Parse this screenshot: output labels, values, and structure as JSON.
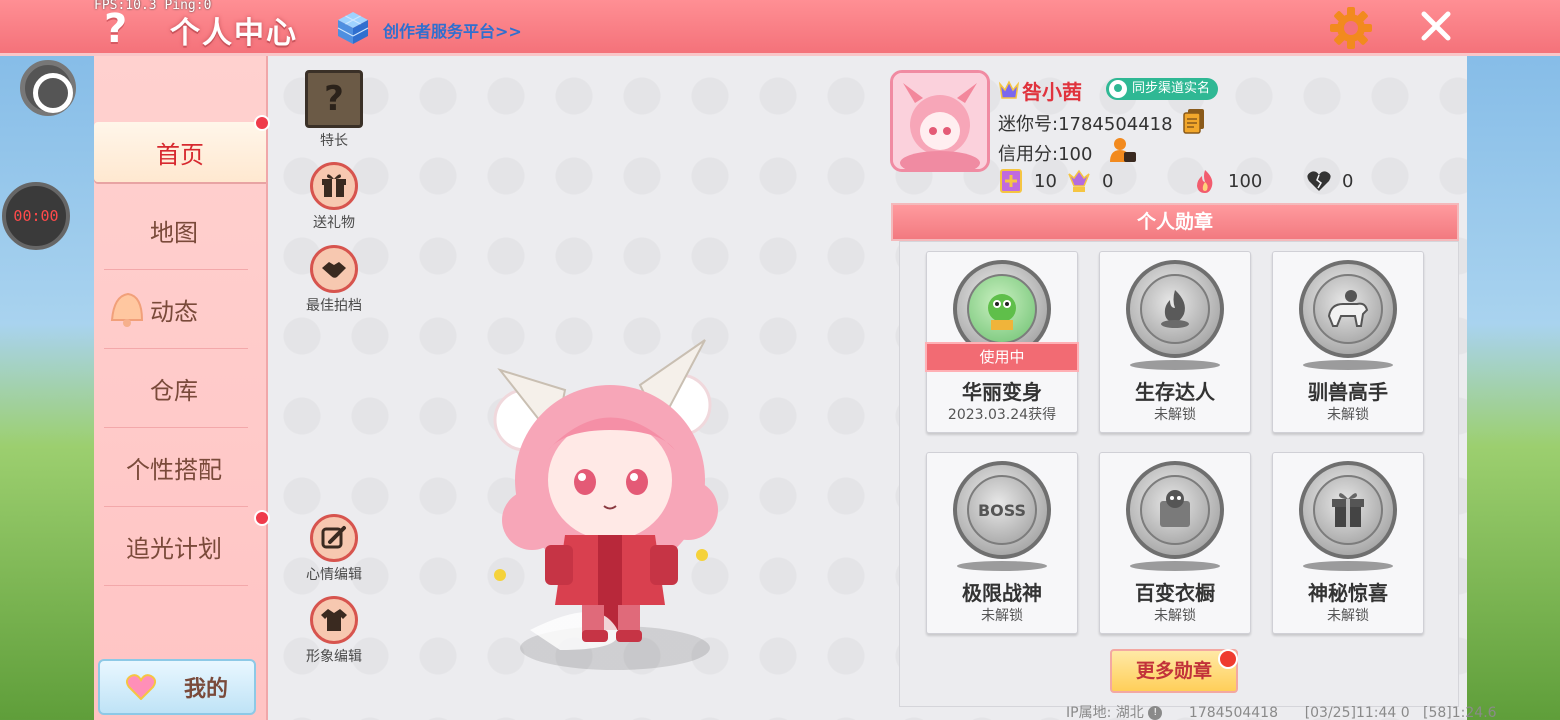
{
  "colors": {
    "accent": "#f4727a",
    "active_nav_text": "#d7292f",
    "link": "#2f6fcf",
    "badge_green": "#2fb894"
  },
  "overlay": {
    "fps_text": "FPS:10.3  Ping:0",
    "timer": "00:00"
  },
  "header": {
    "title": "个人中心",
    "help_icon": "question-mark-icon",
    "creator_link": "创作者服务平台>>",
    "settings_icon": "gear-icon",
    "close_icon": "close-icon"
  },
  "sidebar": {
    "items": [
      {
        "label": "首页",
        "active": true,
        "dot": true
      },
      {
        "label": "地图",
        "active": false,
        "dot": false
      },
      {
        "label": "动态",
        "active": false,
        "dot": false
      },
      {
        "label": "仓库",
        "active": false,
        "dot": false
      },
      {
        "label": "个性搭配",
        "active": false,
        "dot": false
      },
      {
        "label": "追光计划",
        "active": false,
        "dot": true
      }
    ],
    "mine_label": "我的"
  },
  "actions": {
    "specialty": "特长",
    "send_gift": "送礼物",
    "best_partner": "最佳拍档",
    "mood_edit": "心情编辑",
    "image_edit": "形象编辑"
  },
  "profile": {
    "nickname": "咎小茜",
    "sync_badge": "同步渠道实名",
    "mini_id": "迷你号:1784504418",
    "credit": "信用分:100",
    "stats": [
      {
        "icon": "flower-card-icon",
        "value": "10"
      },
      {
        "icon": "trophy-hands-icon",
        "value": "0"
      },
      {
        "icon": "flame-icon",
        "value": "100"
      },
      {
        "icon": "broken-heart-icon",
        "value": "0"
      }
    ]
  },
  "medals": {
    "header": "个人勋章",
    "items": [
      {
        "name": "华丽变身",
        "sub": "2023.03.24获得",
        "in_use": "使用中"
      },
      {
        "name": "生存达人",
        "sub": "未解锁"
      },
      {
        "name": "驯兽高手",
        "sub": "未解锁"
      },
      {
        "name": "极限战神",
        "sub": "未解锁",
        "disc_text": "BOSS"
      },
      {
        "name": "百变衣橱",
        "sub": "未解锁"
      },
      {
        "name": "神秘惊喜",
        "sub": "未解锁"
      }
    ],
    "more_label": "更多勋章"
  },
  "footer": {
    "ip_location": "IP属地: 湖北",
    "uid": "1784504418",
    "time1": "[03/25]11:44 0",
    "time2": "[58]1:24.6"
  }
}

Description of the task
Transcribe the records above exactly, omitting every picture they contain.

Output below
Parse this screenshot: output labels, values, and structure as JSON.
{
  "colors": {
    "accent": "#f4727a",
    "active_nav_text": "#d7292f",
    "link": "#2f6fcf",
    "badge_green": "#2fb894"
  },
  "overlay": {
    "fps_text": "FPS:10.3  Ping:0",
    "timer": "00:00"
  },
  "header": {
    "title": "个人中心",
    "help_icon": "question-mark-icon",
    "creator_link": "创作者服务平台>>",
    "settings_icon": "gear-icon",
    "close_icon": "close-icon"
  },
  "sidebar": {
    "items": [
      {
        "label": "首页",
        "active": true,
        "dot": true
      },
      {
        "label": "地图",
        "active": false,
        "dot": false
      },
      {
        "label": "动态",
        "active": false,
        "dot": false
      },
      {
        "label": "仓库",
        "active": false,
        "dot": false
      },
      {
        "label": "个性搭配",
        "active": false,
        "dot": false
      },
      {
        "label": "追光计划",
        "active": false,
        "dot": true
      }
    ],
    "mine_label": "我的"
  },
  "actions": {
    "specialty": "特长",
    "send_gift": "送礼物",
    "best_partner": "最佳拍档",
    "mood_edit": "心情编辑",
    "image_edit": "形象编辑"
  },
  "profile": {
    "nickname": "咎小茜",
    "sync_badge": "同步渠道实名",
    "mini_id": "迷你号:1784504418",
    "credit": "信用分:100",
    "stats": [
      {
        "icon": "flower-card-icon",
        "value": "10"
      },
      {
        "icon": "trophy-hands-icon",
        "value": "0"
      },
      {
        "icon": "flame-icon",
        "value": "100"
      },
      {
        "icon": "broken-heart-icon",
        "value": "0"
      }
    ]
  },
  "medals": {
    "header": "个人勋章",
    "items": [
      {
        "name": "华丽变身",
        "sub": "2023.03.24获得",
        "in_use": "使用中"
      },
      {
        "name": "生存达人",
        "sub": "未解锁"
      },
      {
        "name": "驯兽高手",
        "sub": "未解锁"
      },
      {
        "name": "极限战神",
        "sub": "未解锁",
        "disc_text": "BOSS"
      },
      {
        "name": "百变衣橱",
        "sub": "未解锁"
      },
      {
        "name": "神秘惊喜",
        "sub": "未解锁"
      }
    ],
    "more_label": "更多勋章"
  },
  "footer": {
    "ip_location": "IP属地: 湖北",
    "uid": "1784504418",
    "time1": "[03/25]11:44 0",
    "time2": "[58]1:24.6"
  }
}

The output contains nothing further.